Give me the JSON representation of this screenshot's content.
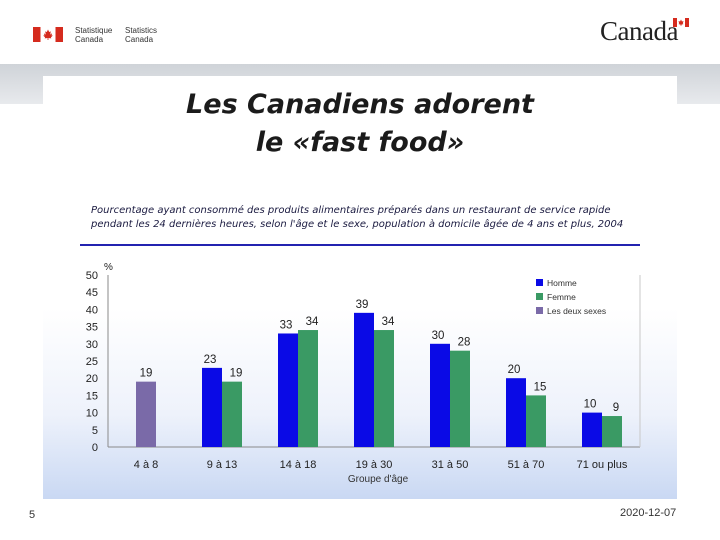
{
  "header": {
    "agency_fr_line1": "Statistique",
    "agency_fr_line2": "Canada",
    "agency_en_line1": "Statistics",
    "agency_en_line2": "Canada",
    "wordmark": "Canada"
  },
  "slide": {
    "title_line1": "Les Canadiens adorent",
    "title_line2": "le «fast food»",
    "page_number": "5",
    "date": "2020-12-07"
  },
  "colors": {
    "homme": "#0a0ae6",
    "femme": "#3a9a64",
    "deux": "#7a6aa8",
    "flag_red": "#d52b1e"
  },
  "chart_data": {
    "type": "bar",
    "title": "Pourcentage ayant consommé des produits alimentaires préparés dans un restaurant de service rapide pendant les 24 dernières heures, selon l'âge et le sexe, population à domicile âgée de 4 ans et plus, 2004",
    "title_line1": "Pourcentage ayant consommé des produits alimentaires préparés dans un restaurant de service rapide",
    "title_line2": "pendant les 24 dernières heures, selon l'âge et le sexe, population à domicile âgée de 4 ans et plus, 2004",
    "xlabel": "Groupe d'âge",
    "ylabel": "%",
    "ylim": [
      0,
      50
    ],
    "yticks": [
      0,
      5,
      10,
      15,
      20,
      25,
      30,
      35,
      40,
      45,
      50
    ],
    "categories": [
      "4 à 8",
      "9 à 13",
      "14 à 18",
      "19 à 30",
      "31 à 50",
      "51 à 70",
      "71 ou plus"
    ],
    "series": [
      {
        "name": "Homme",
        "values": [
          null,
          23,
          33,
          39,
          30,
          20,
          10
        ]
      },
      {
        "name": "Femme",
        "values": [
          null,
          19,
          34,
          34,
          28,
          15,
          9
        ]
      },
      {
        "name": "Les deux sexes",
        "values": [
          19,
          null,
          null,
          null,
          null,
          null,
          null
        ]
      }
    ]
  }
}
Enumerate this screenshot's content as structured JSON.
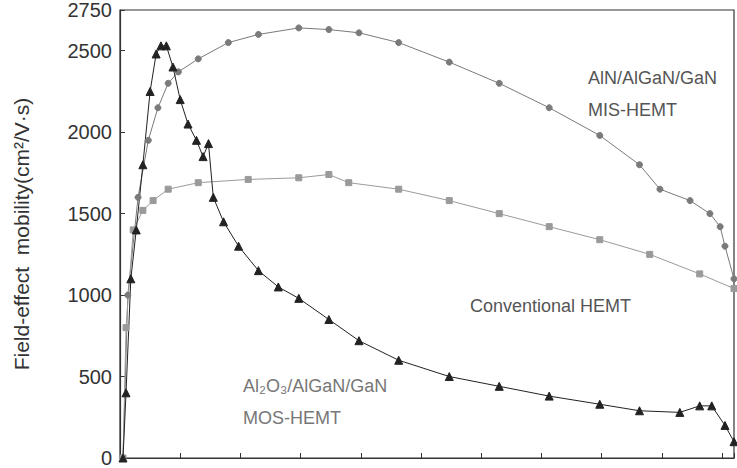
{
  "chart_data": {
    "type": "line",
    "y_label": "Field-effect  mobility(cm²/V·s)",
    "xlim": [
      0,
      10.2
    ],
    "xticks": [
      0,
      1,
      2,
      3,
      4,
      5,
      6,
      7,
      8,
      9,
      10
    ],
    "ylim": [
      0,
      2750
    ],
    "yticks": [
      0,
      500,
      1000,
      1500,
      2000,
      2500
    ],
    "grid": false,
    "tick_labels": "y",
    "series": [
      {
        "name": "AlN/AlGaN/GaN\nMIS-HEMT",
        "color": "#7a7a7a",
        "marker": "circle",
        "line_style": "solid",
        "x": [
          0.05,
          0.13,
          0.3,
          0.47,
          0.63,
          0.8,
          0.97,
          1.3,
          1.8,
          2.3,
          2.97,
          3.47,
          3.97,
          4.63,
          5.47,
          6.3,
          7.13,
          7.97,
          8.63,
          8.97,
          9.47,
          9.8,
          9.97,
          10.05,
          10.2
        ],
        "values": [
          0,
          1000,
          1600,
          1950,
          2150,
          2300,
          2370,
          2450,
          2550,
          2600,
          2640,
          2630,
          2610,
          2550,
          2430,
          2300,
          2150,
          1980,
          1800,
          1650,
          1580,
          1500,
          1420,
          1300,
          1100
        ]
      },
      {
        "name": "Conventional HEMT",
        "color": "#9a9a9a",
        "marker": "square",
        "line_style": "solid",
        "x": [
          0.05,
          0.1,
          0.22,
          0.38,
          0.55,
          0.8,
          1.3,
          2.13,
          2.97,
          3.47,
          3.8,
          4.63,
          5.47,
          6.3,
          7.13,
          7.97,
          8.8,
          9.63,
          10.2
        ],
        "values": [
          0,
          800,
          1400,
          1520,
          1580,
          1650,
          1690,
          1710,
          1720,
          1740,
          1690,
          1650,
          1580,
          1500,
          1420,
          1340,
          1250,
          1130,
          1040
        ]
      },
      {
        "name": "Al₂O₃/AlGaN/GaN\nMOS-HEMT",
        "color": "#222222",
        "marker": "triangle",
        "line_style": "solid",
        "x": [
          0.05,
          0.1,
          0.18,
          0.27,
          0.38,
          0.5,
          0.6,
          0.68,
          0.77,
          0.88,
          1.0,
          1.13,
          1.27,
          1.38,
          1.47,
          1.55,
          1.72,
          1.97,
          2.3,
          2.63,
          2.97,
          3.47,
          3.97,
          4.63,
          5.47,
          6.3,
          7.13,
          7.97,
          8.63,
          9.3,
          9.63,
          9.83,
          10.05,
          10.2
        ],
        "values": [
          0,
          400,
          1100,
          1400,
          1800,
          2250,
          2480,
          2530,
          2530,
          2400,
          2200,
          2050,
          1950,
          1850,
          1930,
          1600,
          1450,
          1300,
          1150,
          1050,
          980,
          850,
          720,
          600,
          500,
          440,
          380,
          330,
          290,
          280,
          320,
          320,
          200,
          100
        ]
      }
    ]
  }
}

_Exercise prompt:_ Reproduce every line above as written, skipping pictures.

_Exercise response:_
Give me the JSON representation of this screenshot's content.
{
  "header": {
    "agency_fr_line1": "Statistique",
    "agency_fr_line2": "Canada",
    "agency_en_line1": "Statistics",
    "agency_en_line2": "Canada",
    "wordmark": "Canada"
  },
  "slide": {
    "title_line1": "Les Canadiens adorent",
    "title_line2": "le «fast food»",
    "page_number": "5",
    "date": "2020-12-07"
  },
  "colors": {
    "homme": "#0a0ae6",
    "femme": "#3a9a64",
    "deux": "#7a6aa8",
    "flag_red": "#d52b1e"
  },
  "chart_data": {
    "type": "bar",
    "title": "Pourcentage ayant consommé des produits alimentaires préparés dans un restaurant de service rapide pendant les 24 dernières heures, selon l'âge et le sexe, population à domicile âgée de 4 ans et plus, 2004",
    "title_line1": "Pourcentage ayant consommé des produits alimentaires préparés dans un restaurant de service rapide",
    "title_line2": "pendant les 24 dernières heures, selon l'âge et le sexe, population à domicile âgée de 4 ans et plus, 2004",
    "xlabel": "Groupe d'âge",
    "ylabel": "%",
    "ylim": [
      0,
      50
    ],
    "yticks": [
      0,
      5,
      10,
      15,
      20,
      25,
      30,
      35,
      40,
      45,
      50
    ],
    "categories": [
      "4 à 8",
      "9 à 13",
      "14 à 18",
      "19 à 30",
      "31 à 50",
      "51 à 70",
      "71 ou plus"
    ],
    "series": [
      {
        "name": "Homme",
        "values": [
          null,
          23,
          33,
          39,
          30,
          20,
          10
        ]
      },
      {
        "name": "Femme",
        "values": [
          null,
          19,
          34,
          34,
          28,
          15,
          9
        ]
      },
      {
        "name": "Les deux sexes",
        "values": [
          19,
          null,
          null,
          null,
          null,
          null,
          null
        ]
      }
    ]
  }
}
Enumerate this screenshot's content as structured JSON.
{
  "chart_data": {
    "type": "line",
    "y_label": "Field-effect  mobility(cm²/V·s)",
    "xlim": [
      0,
      10.2
    ],
    "xticks": [
      0,
      1,
      2,
      3,
      4,
      5,
      6,
      7,
      8,
      9,
      10
    ],
    "ylim": [
      0,
      2750
    ],
    "yticks": [
      0,
      500,
      1000,
      1500,
      2000,
      2500
    ],
    "grid": false,
    "tick_labels": "y",
    "series": [
      {
        "name": "AlN/AlGaN/GaN\nMIS-HEMT",
        "color": "#7a7a7a",
        "marker": "circle",
        "line_style": "solid",
        "x": [
          0.05,
          0.13,
          0.3,
          0.47,
          0.63,
          0.8,
          0.97,
          1.3,
          1.8,
          2.3,
          2.97,
          3.47,
          3.97,
          4.63,
          5.47,
          6.3,
          7.13,
          7.97,
          8.63,
          8.97,
          9.47,
          9.8,
          9.97,
          10.05,
          10.2
        ],
        "values": [
          0,
          1000,
          1600,
          1950,
          2150,
          2300,
          2370,
          2450,
          2550,
          2600,
          2640,
          2630,
          2610,
          2550,
          2430,
          2300,
          2150,
          1980,
          1800,
          1650,
          1580,
          1500,
          1420,
          1300,
          1100
        ]
      },
      {
        "name": "Conventional HEMT",
        "color": "#9a9a9a",
        "marker": "square",
        "line_style": "solid",
        "x": [
          0.05,
          0.1,
          0.22,
          0.38,
          0.55,
          0.8,
          1.3,
          2.13,
          2.97,
          3.47,
          3.8,
          4.63,
          5.47,
          6.3,
          7.13,
          7.97,
          8.8,
          9.63,
          10.2
        ],
        "values": [
          0,
          800,
          1400,
          1520,
          1580,
          1650,
          1690,
          1710,
          1720,
          1740,
          1690,
          1650,
          1580,
          1500,
          1420,
          1340,
          1250,
          1130,
          1040
        ]
      },
      {
        "name": "Al₂O₃/AlGaN/GaN\nMOS-HEMT",
        "color": "#222222",
        "marker": "triangle",
        "line_style": "solid",
        "x": [
          0.05,
          0.1,
          0.18,
          0.27,
          0.38,
          0.5,
          0.6,
          0.68,
          0.77,
          0.88,
          1.0,
          1.13,
          1.27,
          1.38,
          1.47,
          1.55,
          1.72,
          1.97,
          2.3,
          2.63,
          2.97,
          3.47,
          3.97,
          4.63,
          5.47,
          6.3,
          7.13,
          7.97,
          8.63,
          9.3,
          9.63,
          9.83,
          10.05,
          10.2
        ],
        "values": [
          0,
          400,
          1100,
          1400,
          1800,
          2250,
          2480,
          2530,
          2530,
          2400,
          2200,
          2050,
          1950,
          1850,
          1930,
          1600,
          1450,
          1300,
          1150,
          1050,
          980,
          850,
          720,
          600,
          500,
          440,
          380,
          330,
          290,
          280,
          320,
          320,
          200,
          100
        ]
      }
    ]
  }
}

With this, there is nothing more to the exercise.